EXERCISE: Restate each of the lines given below, word for word.

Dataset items

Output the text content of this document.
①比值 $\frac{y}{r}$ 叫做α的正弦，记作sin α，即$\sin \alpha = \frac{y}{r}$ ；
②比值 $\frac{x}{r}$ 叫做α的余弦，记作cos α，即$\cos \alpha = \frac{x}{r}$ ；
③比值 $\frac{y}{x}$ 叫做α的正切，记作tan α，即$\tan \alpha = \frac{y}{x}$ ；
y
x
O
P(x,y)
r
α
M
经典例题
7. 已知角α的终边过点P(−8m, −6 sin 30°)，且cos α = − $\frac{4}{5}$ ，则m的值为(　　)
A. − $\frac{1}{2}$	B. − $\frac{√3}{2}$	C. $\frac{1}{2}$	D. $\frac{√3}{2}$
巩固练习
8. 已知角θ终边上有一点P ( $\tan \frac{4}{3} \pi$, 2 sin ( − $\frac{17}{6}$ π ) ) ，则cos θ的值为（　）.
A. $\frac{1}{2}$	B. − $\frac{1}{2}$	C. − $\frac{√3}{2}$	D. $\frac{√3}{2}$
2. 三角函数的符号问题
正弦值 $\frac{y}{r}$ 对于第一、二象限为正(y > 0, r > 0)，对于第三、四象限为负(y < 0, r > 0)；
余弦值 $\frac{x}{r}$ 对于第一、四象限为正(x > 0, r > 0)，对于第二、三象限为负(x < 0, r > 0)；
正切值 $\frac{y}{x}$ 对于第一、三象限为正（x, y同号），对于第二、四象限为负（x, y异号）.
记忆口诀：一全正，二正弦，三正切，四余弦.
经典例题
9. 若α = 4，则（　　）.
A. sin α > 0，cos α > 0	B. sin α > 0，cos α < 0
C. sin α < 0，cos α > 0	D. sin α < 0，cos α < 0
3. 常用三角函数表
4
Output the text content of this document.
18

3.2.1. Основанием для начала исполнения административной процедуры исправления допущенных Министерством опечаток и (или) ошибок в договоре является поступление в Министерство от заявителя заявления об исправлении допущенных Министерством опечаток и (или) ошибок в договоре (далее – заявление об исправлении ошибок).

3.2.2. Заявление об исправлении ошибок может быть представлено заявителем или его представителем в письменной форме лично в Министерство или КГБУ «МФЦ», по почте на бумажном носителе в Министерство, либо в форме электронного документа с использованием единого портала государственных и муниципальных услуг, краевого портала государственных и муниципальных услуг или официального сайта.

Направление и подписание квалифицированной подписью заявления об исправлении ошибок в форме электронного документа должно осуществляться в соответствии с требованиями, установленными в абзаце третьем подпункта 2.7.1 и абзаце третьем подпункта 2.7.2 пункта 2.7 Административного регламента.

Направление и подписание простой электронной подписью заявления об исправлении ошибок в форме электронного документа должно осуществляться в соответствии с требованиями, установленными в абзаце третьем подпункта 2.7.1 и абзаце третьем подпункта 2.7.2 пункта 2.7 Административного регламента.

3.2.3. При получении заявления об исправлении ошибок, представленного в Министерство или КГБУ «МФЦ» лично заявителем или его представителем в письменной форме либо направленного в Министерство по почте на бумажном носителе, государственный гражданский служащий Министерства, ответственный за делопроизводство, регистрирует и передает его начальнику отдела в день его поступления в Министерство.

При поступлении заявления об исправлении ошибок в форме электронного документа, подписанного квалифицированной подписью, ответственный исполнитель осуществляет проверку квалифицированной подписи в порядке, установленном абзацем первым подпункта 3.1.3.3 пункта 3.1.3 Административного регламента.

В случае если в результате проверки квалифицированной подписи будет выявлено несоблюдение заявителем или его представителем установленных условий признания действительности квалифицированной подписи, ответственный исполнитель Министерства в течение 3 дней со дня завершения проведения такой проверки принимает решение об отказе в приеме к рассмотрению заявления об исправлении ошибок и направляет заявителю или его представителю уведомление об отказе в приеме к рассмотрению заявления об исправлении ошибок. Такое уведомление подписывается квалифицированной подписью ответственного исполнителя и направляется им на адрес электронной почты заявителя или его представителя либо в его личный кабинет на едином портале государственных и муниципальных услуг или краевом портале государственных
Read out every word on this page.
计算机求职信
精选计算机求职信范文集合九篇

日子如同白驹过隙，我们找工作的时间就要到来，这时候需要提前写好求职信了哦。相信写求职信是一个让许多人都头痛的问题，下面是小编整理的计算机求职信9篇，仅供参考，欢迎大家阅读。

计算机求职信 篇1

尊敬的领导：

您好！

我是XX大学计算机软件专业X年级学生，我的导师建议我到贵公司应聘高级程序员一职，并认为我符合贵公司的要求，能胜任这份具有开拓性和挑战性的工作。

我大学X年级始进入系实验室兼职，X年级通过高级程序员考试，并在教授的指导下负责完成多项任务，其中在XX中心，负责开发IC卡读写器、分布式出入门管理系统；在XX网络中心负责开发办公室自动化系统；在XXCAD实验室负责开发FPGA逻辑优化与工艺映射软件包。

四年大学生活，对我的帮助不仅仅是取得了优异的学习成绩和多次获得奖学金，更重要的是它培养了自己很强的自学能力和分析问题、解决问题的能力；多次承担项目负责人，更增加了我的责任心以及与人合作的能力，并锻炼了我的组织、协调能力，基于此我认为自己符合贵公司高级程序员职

ANSWER BELOW:
Output the text content of this document.
①比值 $\frac{y}{r}$ 叫做α的正弦，记作sin α，即$\sin \alpha = \frac{y}{r}$ ；
②比值 $\frac{x}{r}$ 叫做α的余弦，记作cos α，即$\cos \alpha = \frac{x}{r}$ ；
③比值 $\frac{y}{x}$ 叫做α的正切，记作tan α，即$\tan \alpha = \frac{y}{x}$ ；
y
x
O
P(x,y)
r
α
M
经典例题
7. 已知角α的终边过点P(−8m, −6 sin 30°)，且cos α = − $\frac{4}{5}$ ，则m的值为(　　)
A. − $\frac{1}{2}$	B. − $\frac{√3}{2}$	C. $\frac{1}{2}$	D. $\frac{√3}{2}$
巩固练习
8. 已知角θ终边上有一点P ( $\tan \frac{4}{3} \pi$, 2 sin ( − $\frac{17}{6}$ π ) ) ，则cos θ的值为（　）.
A. $\frac{1}{2}$	B. − $\frac{1}{2}$	C. − $\frac{√3}{2}$	D. $\frac{√3}{2}$
2. 三角函数的符号问题
正弦值 $\frac{y}{r}$ 对于第一、二象限为正(y > 0, r > 0)，对于第三、四象限为负(y < 0, r > 0)；
余弦值 $\frac{x}{r}$ 对于第一、四象限为正(x > 0, r > 0)，对于第二、三象限为负(x < 0, r > 0)；
正切值 $\frac{y}{x}$ 对于第一、三象限为正（x, y同号），对于第二、四象限为负（x, y异号）.
记忆口诀：一全正，二正弦，三正切，四余弦.
经典例题
9. 若α = 4，则（　　）.
A. sin α > 0，cos α > 0	B. sin α > 0，cos α < 0
C. sin α < 0，cos α > 0	D. sin α < 0，cos α < 0
3. 常用三角函数表
4
Output the text content of this document.
18

3.2.1. Основанием для начала исполнения административной процедуры исправления допущенных Министерством опечаток и (или) ошибок в договоре является поступление в Министерство от заявителя заявления об исправлении допущенных Министерством опечаток и (или) ошибок в договоре (далее – заявление об исправлении ошибок).

3.2.2. Заявление об исправлении ошибок может быть представлено заявителем или его представителем в письменной форме лично в Министерство или КГБУ «МФЦ», по почте на бумажном носителе в Министерство, либо в форме электронного документа с использованием единого портала государственных и муниципальных услуг, краевого портала государственных и муниципальных услуг или официального сайта.

Направление и подписание квалифицированной подписью заявления об исправлении ошибок в форме электронного документа должно осуществляться в соответствии с требованиями, установленными в абзаце третьем подпункта 2.7.1 и абзаце третьем подпункта 2.7.2 пункта 2.7 Административного регламента.

Направление и подписание простой электронной подписью заявления об исправлении ошибок в форме электронного документа должно осуществляться в соответствии с требованиями, установленными в абзаце третьем подпункта 2.7.1 и абзаце третьем подпункта 2.7.2 пункта 2.7 Административного регламента.

3.2.3. При получении заявления об исправлении ошибок, представленного в Министерство или КГБУ «МФЦ» лично заявителем или его представителем в письменной форме либо направленного в Министерство по почте на бумажном носителе, государственный гражданский служащий Министерства, ответственный за делопроизводство, регистрирует и передает его начальнику отдела в день его поступления в Министерство.

При поступлении заявления об исправлении ошибок в форме электронного документа, подписанного квалифицированной подписью, ответственный исполнитель осуществляет проверку квалифицированной подписи в порядке, установленном абзацем первым подпункта 3.1.3.3 пункта 3.1.3 Административного регламента.

В случае если в результате проверки квалифицированной подписи будет выявлено несоблюдение заявителем или его представителем установленных условий признания действительности квалифицированной подписи, ответственный исполнитель Министерства в течение 3 дней со дня завершения проведения такой проверки принимает решение об отказе в приеме к рассмотрению заявления об исправлении ошибок и направляет заявителю или его представителю уведомление об отказе в приеме к рассмотрению заявления об исправлении ошибок. Такое уведомление подписывается квалифицированной подписью ответственного исполнителя и направляется им на адрес электронной почты заявителя или его представителя либо в его личный кабинет на едином портале государственных и муниципальных услуг или краевом портале государственных
Read out every word on this page.
计算机求职信
精选计算机求职信范文集合九篇

日子如同白驹过隙，我们找工作的时间就要到来，这时候需要提前写好求职信了哦。相信写求职信是一个让许多人都头痛的问题，下面是小编整理的计算机求职信9篇，仅供参考，欢迎大家阅读。

计算机求职信 篇1

尊敬的领导：

您好！

我是XX大学计算机软件专业X年级学生，我的导师建议我到贵公司应聘高级程序员一职，并认为我符合贵公司的要求，能胜任这份具有开拓性和挑战性的工作。

我大学X年级始进入系实验室兼职，X年级通过高级程序员考试，并在教授的指导下负责完成多项任务，其中在XX中心，负责开发IC卡读写器、分布式出入门管理系统；在XX网络中心负责开发办公室自动化系统；在XXCAD实验室负责开发FPGA逻辑优化与工艺映射软件包。

四年大学生活，对我的帮助不仅仅是取得了优异的学习成绩和多次获得奖学金，更重要的是它培养了自己很强的自学能力和分析问题、解决问题的能力；多次承担项目负责人，更增加了我的责任心以及与人合作的能力，并锻炼了我的组织、协调能力，基于此我认为自己符合贵公司高级程序员职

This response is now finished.